(Data items)
━━━━━━━━━━━━━━━━━━━━
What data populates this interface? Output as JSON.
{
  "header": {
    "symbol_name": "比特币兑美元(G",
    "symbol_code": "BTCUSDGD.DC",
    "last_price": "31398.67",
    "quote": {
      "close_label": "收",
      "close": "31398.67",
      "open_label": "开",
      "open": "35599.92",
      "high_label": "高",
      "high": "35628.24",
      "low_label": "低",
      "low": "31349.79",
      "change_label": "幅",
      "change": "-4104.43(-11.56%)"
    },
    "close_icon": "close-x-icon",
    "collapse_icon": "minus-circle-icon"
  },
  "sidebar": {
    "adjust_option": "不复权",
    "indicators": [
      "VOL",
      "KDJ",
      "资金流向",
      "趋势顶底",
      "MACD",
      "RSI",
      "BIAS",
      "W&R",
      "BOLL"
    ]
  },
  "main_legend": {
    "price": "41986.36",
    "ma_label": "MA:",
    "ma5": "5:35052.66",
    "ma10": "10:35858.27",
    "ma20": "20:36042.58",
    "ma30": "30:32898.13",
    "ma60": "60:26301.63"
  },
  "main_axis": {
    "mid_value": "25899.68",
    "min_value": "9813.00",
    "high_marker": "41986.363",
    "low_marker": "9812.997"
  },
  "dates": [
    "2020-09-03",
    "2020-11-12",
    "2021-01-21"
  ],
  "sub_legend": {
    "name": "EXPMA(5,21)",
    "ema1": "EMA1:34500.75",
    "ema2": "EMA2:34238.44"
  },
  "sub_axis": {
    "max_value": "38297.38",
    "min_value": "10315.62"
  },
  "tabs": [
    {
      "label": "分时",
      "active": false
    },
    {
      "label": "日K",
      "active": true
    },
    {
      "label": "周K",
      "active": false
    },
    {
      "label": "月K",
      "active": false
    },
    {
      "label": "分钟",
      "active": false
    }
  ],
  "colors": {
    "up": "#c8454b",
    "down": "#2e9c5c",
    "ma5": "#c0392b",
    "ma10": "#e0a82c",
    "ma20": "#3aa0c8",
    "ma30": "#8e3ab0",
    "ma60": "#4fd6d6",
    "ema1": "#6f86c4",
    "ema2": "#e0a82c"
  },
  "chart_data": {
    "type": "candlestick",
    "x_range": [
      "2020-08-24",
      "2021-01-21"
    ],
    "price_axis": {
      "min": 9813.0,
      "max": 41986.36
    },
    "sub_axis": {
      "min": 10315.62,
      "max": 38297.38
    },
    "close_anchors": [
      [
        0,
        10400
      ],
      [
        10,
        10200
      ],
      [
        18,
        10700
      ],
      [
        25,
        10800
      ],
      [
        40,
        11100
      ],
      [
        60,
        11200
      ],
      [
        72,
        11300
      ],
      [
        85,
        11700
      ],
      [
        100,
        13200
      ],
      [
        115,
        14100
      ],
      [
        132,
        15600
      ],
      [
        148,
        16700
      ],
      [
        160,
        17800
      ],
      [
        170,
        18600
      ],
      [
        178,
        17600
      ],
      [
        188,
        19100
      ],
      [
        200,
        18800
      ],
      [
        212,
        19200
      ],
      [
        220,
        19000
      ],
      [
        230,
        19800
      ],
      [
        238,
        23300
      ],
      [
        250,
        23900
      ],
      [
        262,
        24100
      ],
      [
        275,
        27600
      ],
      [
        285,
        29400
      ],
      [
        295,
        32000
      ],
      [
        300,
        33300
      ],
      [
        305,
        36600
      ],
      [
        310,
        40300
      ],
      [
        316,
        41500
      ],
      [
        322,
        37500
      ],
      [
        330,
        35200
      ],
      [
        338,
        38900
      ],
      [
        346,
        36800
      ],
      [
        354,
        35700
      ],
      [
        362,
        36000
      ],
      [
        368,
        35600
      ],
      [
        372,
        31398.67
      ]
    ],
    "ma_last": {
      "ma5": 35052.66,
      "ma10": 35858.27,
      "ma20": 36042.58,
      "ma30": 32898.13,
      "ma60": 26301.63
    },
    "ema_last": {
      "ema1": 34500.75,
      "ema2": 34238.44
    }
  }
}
━━━━━━━━━━━━━━━━━━━━
§ **EXERCISE PROMPT**: Print every record exactly as it was given.

§ **CORRECT RESULT**:
What data populates this interface? Output as JSON.
{
  "header": {
    "symbol_name": "比特币兑美元(G",
    "symbol_code": "BTCUSDGD.DC",
    "last_price": "31398.67",
    "quote": {
      "close_label": "收",
      "close": "31398.67",
      "open_label": "开",
      "open": "35599.92",
      "high_label": "高",
      "high": "35628.24",
      "low_label": "低",
      "low": "31349.79",
      "change_label": "幅",
      "change": "-4104.43(-11.56%)"
    },
    "close_icon": "close-x-icon",
    "collapse_icon": "minus-circle-icon"
  },
  "sidebar": {
    "adjust_option": "不复权",
    "indicators": [
      "VOL",
      "KDJ",
      "资金流向",
      "趋势顶底",
      "MACD",
      "RSI",
      "BIAS",
      "W&R",
      "BOLL"
    ]
  },
  "main_legend": {
    "price": "41986.36",
    "ma_label": "MA:",
    "ma5": "5:35052.66",
    "ma10": "10:35858.27",
    "ma20": "20:36042.58",
    "ma30": "30:32898.13",
    "ma60": "60:26301.63"
  },
  "main_axis": {
    "mid_value": "25899.68",
    "min_value": "9813.00",
    "high_marker": "41986.363",
    "low_marker": "9812.997"
  },
  "dates": [
    "2020-09-03",
    "2020-11-12",
    "2021-01-21"
  ],
  "sub_legend": {
    "name": "EXPMA(5,21)",
    "ema1": "EMA1:34500.75",
    "ema2": "EMA2:34238.44"
  },
  "sub_axis": {
    "max_value": "38297.38",
    "min_value": "10315.62"
  },
  "tabs": [
    {
      "label": "分时",
      "active": false
    },
    {
      "label": "日K",
      "active": true
    },
    {
      "label": "周K",
      "active": false
    },
    {
      "label": "月K",
      "active": false
    },
    {
      "label": "分钟",
      "active": false
    }
  ],
  "colors": {
    "up": "#c8454b",
    "down": "#2e9c5c",
    "ma5": "#c0392b",
    "ma10": "#e0a82c",
    "ma20": "#3aa0c8",
    "ma30": "#8e3ab0",
    "ma60": "#4fd6d6",
    "ema1": "#6f86c4",
    "ema2": "#e0a82c"
  },
  "chart_data": {
    "type": "candlestick",
    "x_range": [
      "2020-08-24",
      "2021-01-21"
    ],
    "price_axis": {
      "min": 9813.0,
      "max": 41986.36
    },
    "sub_axis": {
      "min": 10315.62,
      "max": 38297.38
    },
    "close_anchors": [
      [
        0,
        10400
      ],
      [
        10,
        10200
      ],
      [
        18,
        10700
      ],
      [
        25,
        10800
      ],
      [
        40,
        11100
      ],
      [
        60,
        11200
      ],
      [
        72,
        11300
      ],
      [
        85,
        11700
      ],
      [
        100,
        13200
      ],
      [
        115,
        14100
      ],
      [
        132,
        15600
      ],
      [
        148,
        16700
      ],
      [
        160,
        17800
      ],
      [
        170,
        18600
      ],
      [
        178,
        17600
      ],
      [
        188,
        19100
      ],
      [
        200,
        18800
      ],
      [
        212,
        19200
      ],
      [
        220,
        19000
      ],
      [
        230,
        19800
      ],
      [
        238,
        23300
      ],
      [
        250,
        23900
      ],
      [
        262,
        24100
      ],
      [
        275,
        27600
      ],
      [
        285,
        29400
      ],
      [
        295,
        32000
      ],
      [
        300,
        33300
      ],
      [
        305,
        36600
      ],
      [
        310,
        40300
      ],
      [
        316,
        41500
      ],
      [
        322,
        37500
      ],
      [
        330,
        35200
      ],
      [
        338,
        38900
      ],
      [
        346,
        36800
      ],
      [
        354,
        35700
      ],
      [
        362,
        36000
      ],
      [
        368,
        35600
      ],
      [
        372,
        31398.67
      ]
    ],
    "ma_last": {
      "ma5": 35052.66,
      "ma10": 35858.27,
      "ma20": 36042.58,
      "ma30": 32898.13,
      "ma60": 26301.63
    },
    "ema_last": {
      "ema1": 34500.75,
      "ema2": 34238.44
    }
  }
}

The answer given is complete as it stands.